- _ACTIVITY_
Each line of the entries that mentions the string "Mildew" needs to be reported.

- _MATERIAL SUPPLIED_

------------------------------------------------------------

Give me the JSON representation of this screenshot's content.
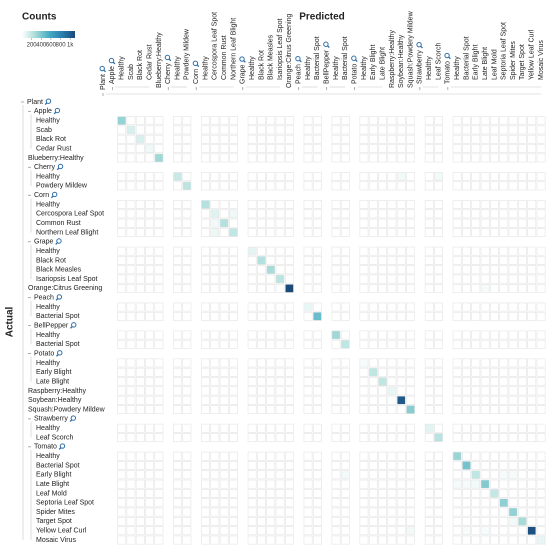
{
  "chart_data": {
    "type": "hierarchical-confusion-matrix",
    "legend_title": "Counts",
    "xlabel": "Predicted",
    "ylabel": "Actual",
    "clim": [
      0,
      1100
    ],
    "cticks": [
      200,
      400,
      600,
      800,
      {
        "value": 1000,
        "label": "1k"
      }
    ],
    "colormap": [
      "#ffffff",
      "#a8dcd8",
      "#4aaec4",
      "#2a7fb0",
      "#1a4a7a"
    ],
    "root": {
      "label": "Plant",
      "children": [
        {
          "label": "Apple",
          "children": [
            "Healthy",
            "Scab",
            "Black Rot",
            "Cedar Rust"
          ]
        },
        "Blueberry:Healthy",
        {
          "label": "Cherry",
          "children": [
            "Healthy",
            "Powdery Mildew"
          ]
        },
        {
          "label": "Corn",
          "children": [
            "Healthy",
            "Cercospora Leaf Spot",
            "Common Rust",
            "Northern Leaf Blight"
          ]
        },
        {
          "label": "Grape",
          "children": [
            "Healthy",
            "Black Rot",
            "Black Measles",
            "Isariopsis Leaf Spot"
          ]
        },
        "Orange:Citrus Greening",
        {
          "label": "Peach",
          "children": [
            "Healthy",
            "Bacterial Spot"
          ]
        },
        {
          "label": "BellPepper",
          "children": [
            "Healthy",
            "Bacterial Spot"
          ]
        },
        {
          "label": "Potato",
          "children": [
            "Healthy",
            "Early Blight",
            "Late Blight"
          ]
        },
        "Raspberry:Healthy",
        "Soybean:Healthy",
        "Squash:Powdery Mildew",
        {
          "label": "Strawberry",
          "children": [
            "Healthy",
            "Leaf Scorch"
          ]
        },
        {
          "label": "Tomato",
          "children": [
            "Healthy",
            "Bacterial Spot",
            "Early Blight",
            "Late Blight",
            "Leaf Mold",
            "Septoria Leaf Spot",
            "Spider Mites",
            "Target Spot",
            "Yellow Leaf Curl",
            "Mosaic Virus"
          ]
        }
      ]
    },
    "values": [
      [
        329,
        0,
        0,
        0,
        0,
        0,
        0,
        0,
        0,
        0,
        0,
        0,
        0,
        0,
        0,
        0,
        0,
        0,
        0,
        0,
        0,
        0,
        0,
        0,
        0,
        0,
        0,
        0,
        0,
        0,
        0,
        0,
        0,
        0,
        0,
        0,
        0,
        0
      ],
      [
        0,
        126,
        0,
        0,
        0,
        0,
        0,
        0,
        0,
        0,
        0,
        0,
        0,
        0,
        0,
        0,
        0,
        0,
        0,
        0,
        0,
        0,
        0,
        0,
        0,
        0,
        0,
        0,
        0,
        0,
        0,
        0,
        0,
        0,
        0,
        0,
        0,
        0
      ],
      [
        0,
        0,
        124,
        0,
        0,
        0,
        0,
        0,
        0,
        0,
        0,
        0,
        0,
        0,
        0,
        0,
        0,
        0,
        0,
        0,
        0,
        0,
        0,
        0,
        0,
        0,
        0,
        0,
        0,
        0,
        0,
        0,
        0,
        0,
        0,
        0,
        0,
        0
      ],
      [
        0,
        0,
        0,
        55,
        0,
        0,
        0,
        0,
        0,
        0,
        0,
        0,
        0,
        0,
        0,
        0,
        0,
        0,
        0,
        0,
        0,
        0,
        0,
        0,
        0,
        0,
        0,
        0,
        0,
        0,
        0,
        0,
        0,
        0,
        0,
        0,
        0,
        0
      ],
      [
        0,
        0,
        0,
        0,
        300,
        0,
        0,
        0,
        0,
        0,
        0,
        0,
        0,
        0,
        0,
        0,
        0,
        0,
        0,
        0,
        0,
        0,
        0,
        0,
        0,
        0,
        0,
        0,
        0,
        0,
        0,
        0,
        0,
        0,
        0,
        0,
        0,
        0
      ],
      [
        0,
        0,
        0,
        0,
        0,
        171,
        0,
        0,
        0,
        0,
        0,
        0,
        0,
        0,
        0,
        0,
        0,
        0,
        0,
        0,
        0,
        0,
        0,
        0,
        40,
        0,
        0,
        40,
        0,
        0,
        0,
        0,
        0,
        0,
        0,
        0,
        0,
        0
      ],
      [
        0,
        0,
        0,
        0,
        0,
        0,
        210,
        0,
        0,
        0,
        0,
        0,
        0,
        0,
        0,
        0,
        0,
        0,
        0,
        0,
        0,
        0,
        0,
        0,
        0,
        0,
        0,
        0,
        0,
        0,
        0,
        0,
        0,
        0,
        0,
        0,
        0,
        0
      ],
      [
        0,
        0,
        0,
        0,
        0,
        0,
        0,
        232,
        0,
        0,
        0,
        0,
        0,
        0,
        0,
        0,
        0,
        0,
        0,
        0,
        0,
        0,
        0,
        0,
        0,
        0,
        0,
        0,
        0,
        0,
        0,
        0,
        0,
        0,
        0,
        0,
        0,
        0
      ],
      [
        0,
        0,
        0,
        0,
        0,
        0,
        0,
        0,
        103,
        0,
        55,
        0,
        0,
        0,
        0,
        0,
        0,
        0,
        0,
        0,
        0,
        0,
        0,
        0,
        0,
        0,
        0,
        0,
        0,
        0,
        0,
        0,
        0,
        0,
        0,
        0,
        0,
        0
      ],
      [
        0,
        0,
        0,
        0,
        0,
        0,
        0,
        0,
        45,
        238,
        0,
        0,
        0,
        0,
        0,
        0,
        0,
        0,
        0,
        0,
        0,
        0,
        0,
        0,
        0,
        0,
        0,
        0,
        0,
        0,
        0,
        0,
        0,
        0,
        0,
        0,
        0,
        0
      ],
      [
        0,
        0,
        0,
        0,
        0,
        0,
        0,
        0,
        60,
        0,
        197,
        0,
        0,
        0,
        0,
        0,
        0,
        0,
        0,
        0,
        0,
        0,
        0,
        0,
        0,
        0,
        0,
        0,
        0,
        0,
        0,
        0,
        0,
        0,
        0,
        0,
        0,
        0
      ],
      [
        0,
        0,
        0,
        0,
        0,
        0,
        0,
        0,
        0,
        0,
        0,
        85,
        0,
        0,
        0,
        0,
        0,
        0,
        0,
        0,
        0,
        0,
        0,
        0,
        0,
        0,
        0,
        0,
        0,
        0,
        0,
        0,
        0,
        0,
        0,
        0,
        0,
        0
      ],
      [
        0,
        0,
        0,
        0,
        0,
        0,
        0,
        0,
        0,
        0,
        0,
        0,
        236,
        0,
        0,
        0,
        0,
        0,
        0,
        0,
        0,
        0,
        0,
        0,
        0,
        0,
        0,
        0,
        0,
        0,
        0,
        0,
        0,
        0,
        0,
        0,
        0,
        0
      ],
      [
        0,
        0,
        0,
        0,
        0,
        0,
        0,
        0,
        0,
        0,
        0,
        0,
        0,
        277,
        0,
        0,
        0,
        0,
        0,
        0,
        0,
        0,
        0,
        0,
        0,
        0,
        0,
        0,
        0,
        0,
        0,
        0,
        0,
        0,
        0,
        0,
        0,
        0
      ],
      [
        0,
        0,
        0,
        0,
        0,
        0,
        0,
        0,
        0,
        0,
        0,
        0,
        0,
        0,
        215,
        0,
        0,
        0,
        0,
        0,
        0,
        0,
        0,
        0,
        0,
        0,
        0,
        0,
        0,
        0,
        0,
        0,
        0,
        0,
        0,
        0,
        0,
        0
      ],
      [
        0,
        0,
        0,
        0,
        0,
        0,
        0,
        0,
        0,
        0,
        0,
        0,
        0,
        0,
        0,
        1101,
        0,
        0,
        0,
        0,
        0,
        0,
        0,
        0,
        0,
        0,
        0,
        0,
        0,
        0,
        0,
        35,
        0,
        0,
        0,
        0,
        0,
        0
      ],
      [
        0,
        0,
        0,
        0,
        0,
        0,
        0,
        0,
        0,
        0,
        0,
        0,
        0,
        0,
        0,
        0,
        72,
        0,
        0,
        0,
        0,
        0,
        0,
        0,
        0,
        0,
        0,
        0,
        0,
        0,
        0,
        0,
        0,
        0,
        0,
        0,
        0,
        0
      ],
      [
        0,
        0,
        0,
        0,
        0,
        0,
        0,
        0,
        0,
        0,
        0,
        0,
        0,
        0,
        0,
        0,
        0,
        459,
        0,
        0,
        0,
        0,
        0,
        0,
        0,
        0,
        0,
        0,
        0,
        0,
        0,
        0,
        0,
        0,
        0,
        0,
        0,
        0
      ],
      [
        0,
        0,
        0,
        0,
        0,
        0,
        0,
        0,
        0,
        0,
        0,
        0,
        0,
        0,
        0,
        0,
        0,
        0,
        296,
        0,
        0,
        0,
        0,
        0,
        0,
        0,
        0,
        0,
        0,
        0,
        0,
        0,
        0,
        0,
        0,
        0,
        0,
        0
      ],
      [
        0,
        0,
        0,
        0,
        0,
        0,
        0,
        0,
        0,
        0,
        0,
        0,
        0,
        0,
        0,
        0,
        0,
        0,
        0,
        199,
        0,
        0,
        0,
        0,
        0,
        0,
        0,
        0,
        0,
        0,
        0,
        0,
        0,
        0,
        0,
        0,
        0,
        0
      ],
      [
        0,
        0,
        0,
        0,
        0,
        0,
        0,
        0,
        0,
        0,
        0,
        0,
        0,
        0,
        0,
        0,
        0,
        0,
        0,
        0,
        30,
        0,
        0,
        0,
        0,
        0,
        0,
        0,
        0,
        0,
        0,
        0,
        0,
        0,
        0,
        0,
        0,
        0
      ],
      [
        0,
        0,
        0,
        0,
        0,
        0,
        0,
        0,
        0,
        0,
        0,
        0,
        0,
        0,
        0,
        0,
        0,
        0,
        0,
        0,
        0,
        200,
        0,
        0,
        0,
        0,
        0,
        0,
        0,
        0,
        0,
        0,
        0,
        0,
        0,
        0,
        0,
        0
      ],
      [
        0,
        0,
        0,
        0,
        0,
        0,
        0,
        0,
        0,
        0,
        0,
        0,
        0,
        0,
        0,
        0,
        0,
        0,
        0,
        0,
        0,
        0,
        200,
        0,
        0,
        0,
        0,
        0,
        0,
        0,
        0,
        0,
        0,
        0,
        0,
        0,
        0,
        0
      ],
      [
        0,
        0,
        0,
        0,
        0,
        0,
        0,
        0,
        0,
        0,
        0,
        0,
        0,
        0,
        0,
        0,
        0,
        0,
        0,
        0,
        0,
        0,
        0,
        74,
        0,
        0,
        0,
        0,
        0,
        0,
        0,
        0,
        0,
        0,
        0,
        0,
        0,
        0
      ],
      [
        0,
        0,
        0,
        0,
        0,
        0,
        0,
        0,
        0,
        0,
        0,
        0,
        0,
        0,
        0,
        0,
        0,
        0,
        0,
        0,
        0,
        0,
        0,
        0,
        1018,
        0,
        0,
        0,
        0,
        0,
        0,
        0,
        0,
        0,
        0,
        0,
        0,
        0
      ],
      [
        0,
        0,
        0,
        0,
        0,
        0,
        0,
        0,
        0,
        0,
        0,
        0,
        0,
        0,
        0,
        0,
        0,
        0,
        0,
        0,
        0,
        0,
        0,
        0,
        0,
        367,
        0,
        0,
        0,
        0,
        0,
        0,
        0,
        0,
        0,
        0,
        0,
        0
      ],
      [
        0,
        0,
        0,
        0,
        0,
        0,
        0,
        0,
        0,
        0,
        0,
        0,
        0,
        0,
        0,
        0,
        0,
        0,
        0,
        0,
        0,
        0,
        0,
        0,
        0,
        0,
        91,
        0,
        0,
        0,
        0,
        0,
        0,
        0,
        0,
        0,
        0,
        0
      ],
      [
        0,
        0,
        0,
        0,
        0,
        0,
        0,
        0,
        0,
        0,
        0,
        0,
        0,
        0,
        0,
        0,
        0,
        0,
        0,
        0,
        0,
        0,
        0,
        0,
        0,
        0,
        0,
        222,
        0,
        0,
        0,
        0,
        0,
        0,
        0,
        0,
        0,
        0
      ],
      [
        0,
        0,
        0,
        0,
        0,
        0,
        0,
        0,
        0,
        0,
        0,
        0,
        0,
        0,
        0,
        0,
        0,
        0,
        0,
        0,
        0,
        0,
        0,
        0,
        0,
        0,
        0,
        0,
        318,
        0,
        0,
        0,
        0,
        0,
        0,
        0,
        0,
        0
      ],
      [
        0,
        0,
        0,
        0,
        0,
        0,
        0,
        0,
        0,
        0,
        0,
        0,
        0,
        0,
        0,
        0,
        0,
        0,
        0,
        0,
        0,
        0,
        0,
        0,
        0,
        0,
        0,
        0,
        0,
        425,
        0,
        0,
        0,
        0,
        0,
        0,
        0,
        0
      ],
      [
        0,
        0,
        0,
        0,
        0,
        0,
        0,
        0,
        0,
        0,
        0,
        0,
        0,
        0,
        0,
        0,
        0,
        0,
        0,
        40,
        0,
        0,
        0,
        0,
        0,
        0,
        0,
        0,
        0,
        0,
        200,
        0,
        0,
        35,
        35,
        0,
        0,
        0
      ],
      [
        0,
        0,
        0,
        0,
        0,
        0,
        0,
        0,
        0,
        0,
        0,
        0,
        0,
        0,
        0,
        0,
        0,
        0,
        0,
        0,
        0,
        0,
        0,
        0,
        0,
        0,
        0,
        0,
        35,
        35,
        45,
        382,
        0,
        0,
        0,
        0,
        0,
        0
      ],
      [
        0,
        0,
        0,
        0,
        0,
        0,
        0,
        0,
        0,
        0,
        0,
        0,
        0,
        0,
        0,
        0,
        0,
        0,
        0,
        0,
        0,
        0,
        0,
        0,
        0,
        0,
        0,
        0,
        0,
        0,
        0,
        0,
        190,
        0,
        0,
        0,
        0,
        0
      ],
      [
        0,
        0,
        0,
        0,
        0,
        0,
        0,
        0,
        0,
        0,
        0,
        0,
        0,
        0,
        0,
        0,
        0,
        0,
        0,
        0,
        0,
        0,
        0,
        0,
        0,
        0,
        0,
        0,
        0,
        0,
        0,
        0,
        0,
        354,
        0,
        0,
        0,
        0
      ],
      [
        0,
        0,
        0,
        0,
        0,
        0,
        0,
        0,
        0,
        0,
        0,
        0,
        0,
        0,
        0,
        0,
        0,
        0,
        0,
        0,
        0,
        0,
        0,
        0,
        0,
        0,
        0,
        0,
        0,
        0,
        0,
        0,
        0,
        0,
        335,
        0,
        0,
        0
      ],
      [
        0,
        0,
        0,
        0,
        0,
        0,
        0,
        0,
        0,
        0,
        0,
        0,
        0,
        0,
        0,
        0,
        0,
        0,
        0,
        0,
        0,
        0,
        0,
        0,
        0,
        0,
        0,
        0,
        0,
        0,
        0,
        0,
        0,
        0,
        40,
        281,
        0,
        0
      ],
      [
        0,
        0,
        0,
        0,
        0,
        0,
        0,
        0,
        0,
        0,
        0,
        0,
        0,
        0,
        0,
        0,
        0,
        0,
        0,
        0,
        0,
        0,
        0,
        0,
        0,
        40,
        0,
        0,
        0,
        30,
        0,
        30,
        0,
        0,
        0,
        0,
        1071,
        0
      ],
      [
        0,
        0,
        0,
        0,
        0,
        0,
        0,
        0,
        0,
        0,
        0,
        0,
        0,
        0,
        0,
        0,
        0,
        0,
        0,
        0,
        0,
        0,
        0,
        0,
        0,
        0,
        0,
        0,
        0,
        0,
        0,
        0,
        0,
        0,
        0,
        0,
        0,
        75
      ]
    ]
  }
}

------------------------------------------------------------

- _EXPECTED ANSWER_
            "Powdery Mildew"
        "Squash:Powdery Mildew",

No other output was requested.